§ The exercise
Can you restate the records below word for word?

§ Material for the task
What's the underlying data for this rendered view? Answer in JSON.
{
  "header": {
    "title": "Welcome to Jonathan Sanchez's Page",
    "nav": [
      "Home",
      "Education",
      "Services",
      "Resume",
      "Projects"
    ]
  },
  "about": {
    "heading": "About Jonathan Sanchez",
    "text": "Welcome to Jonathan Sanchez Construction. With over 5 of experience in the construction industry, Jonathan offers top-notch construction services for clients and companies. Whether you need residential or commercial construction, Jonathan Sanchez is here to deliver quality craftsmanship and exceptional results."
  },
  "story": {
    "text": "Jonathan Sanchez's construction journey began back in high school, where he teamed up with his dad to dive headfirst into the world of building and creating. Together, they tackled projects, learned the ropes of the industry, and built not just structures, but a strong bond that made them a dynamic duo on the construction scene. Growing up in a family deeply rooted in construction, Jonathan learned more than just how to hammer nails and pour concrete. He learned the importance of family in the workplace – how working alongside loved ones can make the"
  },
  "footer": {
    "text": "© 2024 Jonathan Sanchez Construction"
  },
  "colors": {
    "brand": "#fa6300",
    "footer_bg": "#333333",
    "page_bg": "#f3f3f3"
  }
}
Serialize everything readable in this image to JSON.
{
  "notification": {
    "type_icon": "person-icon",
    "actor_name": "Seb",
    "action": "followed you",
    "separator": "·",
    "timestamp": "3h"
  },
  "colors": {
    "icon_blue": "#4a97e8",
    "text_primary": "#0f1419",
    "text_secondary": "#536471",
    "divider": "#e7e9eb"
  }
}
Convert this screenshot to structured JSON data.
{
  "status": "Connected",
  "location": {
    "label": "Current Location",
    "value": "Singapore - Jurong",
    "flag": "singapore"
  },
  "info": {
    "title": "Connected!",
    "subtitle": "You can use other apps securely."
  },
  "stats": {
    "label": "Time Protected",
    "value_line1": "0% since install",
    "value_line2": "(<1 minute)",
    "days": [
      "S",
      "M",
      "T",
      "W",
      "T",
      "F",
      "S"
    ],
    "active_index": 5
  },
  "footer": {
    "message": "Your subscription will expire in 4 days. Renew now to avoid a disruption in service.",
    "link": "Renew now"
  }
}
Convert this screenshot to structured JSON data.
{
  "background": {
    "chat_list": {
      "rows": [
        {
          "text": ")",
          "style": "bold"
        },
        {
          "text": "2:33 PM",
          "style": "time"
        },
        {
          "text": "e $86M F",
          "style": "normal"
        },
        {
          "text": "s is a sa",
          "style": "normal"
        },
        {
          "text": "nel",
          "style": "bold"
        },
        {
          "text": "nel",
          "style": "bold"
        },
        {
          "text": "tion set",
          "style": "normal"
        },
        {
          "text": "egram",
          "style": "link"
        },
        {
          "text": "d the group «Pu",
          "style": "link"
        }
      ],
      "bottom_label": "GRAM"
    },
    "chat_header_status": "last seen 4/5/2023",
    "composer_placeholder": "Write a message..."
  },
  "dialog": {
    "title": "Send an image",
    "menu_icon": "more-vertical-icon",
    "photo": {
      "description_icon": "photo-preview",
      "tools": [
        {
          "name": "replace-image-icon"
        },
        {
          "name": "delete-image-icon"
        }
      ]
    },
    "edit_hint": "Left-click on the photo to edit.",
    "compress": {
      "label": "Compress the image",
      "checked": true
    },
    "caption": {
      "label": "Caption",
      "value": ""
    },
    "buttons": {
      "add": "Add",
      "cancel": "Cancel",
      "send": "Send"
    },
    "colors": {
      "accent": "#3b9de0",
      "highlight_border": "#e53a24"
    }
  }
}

§ Written response
What's the underlying data for this rendered view? Answer in JSON.
{
  "header": {
    "title": "Welcome to Jonathan Sanchez's Page",
    "nav": [
      "Home",
      "Education",
      "Services",
      "Resume",
      "Projects"
    ]
  },
  "about": {
    "heading": "About Jonathan Sanchez",
    "text": "Welcome to Jonathan Sanchez Construction. With over 5 of experience in the construction industry, Jonathan offers top-notch construction services for clients and companies. Whether you need residential or commercial construction, Jonathan Sanchez is here to deliver quality craftsmanship and exceptional results."
  },
  "story": {
    "text": "Jonathan Sanchez's construction journey began back in high school, where he teamed up with his dad to dive headfirst into the world of building and creating. Together, they tackled projects, learned the ropes of the industry, and built not just structures, but a strong bond that made them a dynamic duo on the construction scene. Growing up in a family deeply rooted in construction, Jonathan learned more than just how to hammer nails and pour concrete. He learned the importance of family in the workplace – how working alongside loved ones can make the"
  },
  "footer": {
    "text": "© 2024 Jonathan Sanchez Construction"
  },
  "colors": {
    "brand": "#fa6300",
    "footer_bg": "#333333",
    "page_bg": "#f3f3f3"
  }
}
Serialize everything readable in this image to JSON.
{
  "notification": {
    "type_icon": "person-icon",
    "actor_name": "Seb",
    "action": "followed you",
    "separator": "·",
    "timestamp": "3h"
  },
  "colors": {
    "icon_blue": "#4a97e8",
    "text_primary": "#0f1419",
    "text_secondary": "#536471",
    "divider": "#e7e9eb"
  }
}
Convert this screenshot to structured JSON data.
{
  "status": "Connected",
  "location": {
    "label": "Current Location",
    "value": "Singapore - Jurong",
    "flag": "singapore"
  },
  "info": {
    "title": "Connected!",
    "subtitle": "You can use other apps securely."
  },
  "stats": {
    "label": "Time Protected",
    "value_line1": "0% since install",
    "value_line2": "(<1 minute)",
    "days": [
      "S",
      "M",
      "T",
      "W",
      "T",
      "F",
      "S"
    ],
    "active_index": 5
  },
  "footer": {
    "message": "Your subscription will expire in 4 days. Renew now to avoid a disruption in service.",
    "link": "Renew now"
  }
}
Convert this screenshot to structured JSON data.
{
  "background": {
    "chat_list": {
      "rows": [
        {
          "text": ")",
          "style": "bold"
        },
        {
          "text": "2:33 PM",
          "style": "time"
        },
        {
          "text": "e $86M F",
          "style": "normal"
        },
        {
          "text": "s is a sa",
          "style": "normal"
        },
        {
          "text": "nel",
          "style": "bold"
        },
        {
          "text": "nel",
          "style": "bold"
        },
        {
          "text": "tion set",
          "style": "normal"
        },
        {
          "text": "egram",
          "style": "link"
        },
        {
          "text": "d the group «Pu",
          "style": "link"
        }
      ],
      "bottom_label": "GRAM"
    },
    "chat_header_status": "last seen 4/5/2023",
    "composer_placeholder": "Write a message..."
  },
  "dialog": {
    "title": "Send an image",
    "menu_icon": "more-vertical-icon",
    "photo": {
      "description_icon": "photo-preview",
      "tools": [
        {
          "name": "replace-image-icon"
        },
        {
          "name": "delete-image-icon"
        }
      ]
    },
    "edit_hint": "Left-click on the photo to edit.",
    "compress": {
      "label": "Compress the image",
      "checked": true
    },
    "caption": {
      "label": "Caption",
      "value": ""
    },
    "buttons": {
      "add": "Add",
      "cancel": "Cancel",
      "send": "Send"
    },
    "colors": {
      "accent": "#3b9de0",
      "highlight_border": "#e53a24"
    }
  }
}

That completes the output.